-- Begin Information provided --

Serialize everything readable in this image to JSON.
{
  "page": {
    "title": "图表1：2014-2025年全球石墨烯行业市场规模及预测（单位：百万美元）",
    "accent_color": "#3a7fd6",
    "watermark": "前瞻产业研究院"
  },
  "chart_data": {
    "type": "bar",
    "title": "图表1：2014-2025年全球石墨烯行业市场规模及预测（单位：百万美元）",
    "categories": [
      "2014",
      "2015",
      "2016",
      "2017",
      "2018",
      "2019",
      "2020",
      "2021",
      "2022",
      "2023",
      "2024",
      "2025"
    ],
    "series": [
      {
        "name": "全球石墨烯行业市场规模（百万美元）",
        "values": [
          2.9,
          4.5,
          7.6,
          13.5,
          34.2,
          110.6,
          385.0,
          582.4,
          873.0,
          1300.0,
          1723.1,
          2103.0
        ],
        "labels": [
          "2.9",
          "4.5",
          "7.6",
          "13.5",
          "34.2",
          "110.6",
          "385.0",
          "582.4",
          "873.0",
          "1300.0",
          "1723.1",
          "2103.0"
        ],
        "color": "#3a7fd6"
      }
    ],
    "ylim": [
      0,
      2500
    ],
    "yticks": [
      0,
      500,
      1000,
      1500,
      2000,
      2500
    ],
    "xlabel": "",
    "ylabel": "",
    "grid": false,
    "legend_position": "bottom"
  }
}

-- End Information provided --

Transcribe every entry verbatim.

> [Solution]:
Serialize everything readable in this image to JSON.
{
  "page": {
    "title": "图表1：2014-2025年全球石墨烯行业市场规模及预测（单位：百万美元）",
    "accent_color": "#3a7fd6",
    "watermark": "前瞻产业研究院"
  },
  "chart_data": {
    "type": "bar",
    "title": "图表1：2014-2025年全球石墨烯行业市场规模及预测（单位：百万美元）",
    "categories": [
      "2014",
      "2015",
      "2016",
      "2017",
      "2018",
      "2019",
      "2020",
      "2021",
      "2022",
      "2023",
      "2024",
      "2025"
    ],
    "series": [
      {
        "name": "全球石墨烯行业市场规模（百万美元）",
        "values": [
          2.9,
          4.5,
          7.6,
          13.5,
          34.2,
          110.6,
          385.0,
          582.4,
          873.0,
          1300.0,
          1723.1,
          2103.0
        ],
        "labels": [
          "2.9",
          "4.5",
          "7.6",
          "13.5",
          "34.2",
          "110.6",
          "385.0",
          "582.4",
          "873.0",
          "1300.0",
          "1723.1",
          "2103.0"
        ],
        "color": "#3a7fd6"
      }
    ],
    "ylim": [
      0,
      2500
    ],
    "yticks": [
      0,
      500,
      1000,
      1500,
      2000,
      2500
    ],
    "xlabel": "",
    "ylabel": "",
    "grid": false,
    "legend_position": "bottom"
  }
}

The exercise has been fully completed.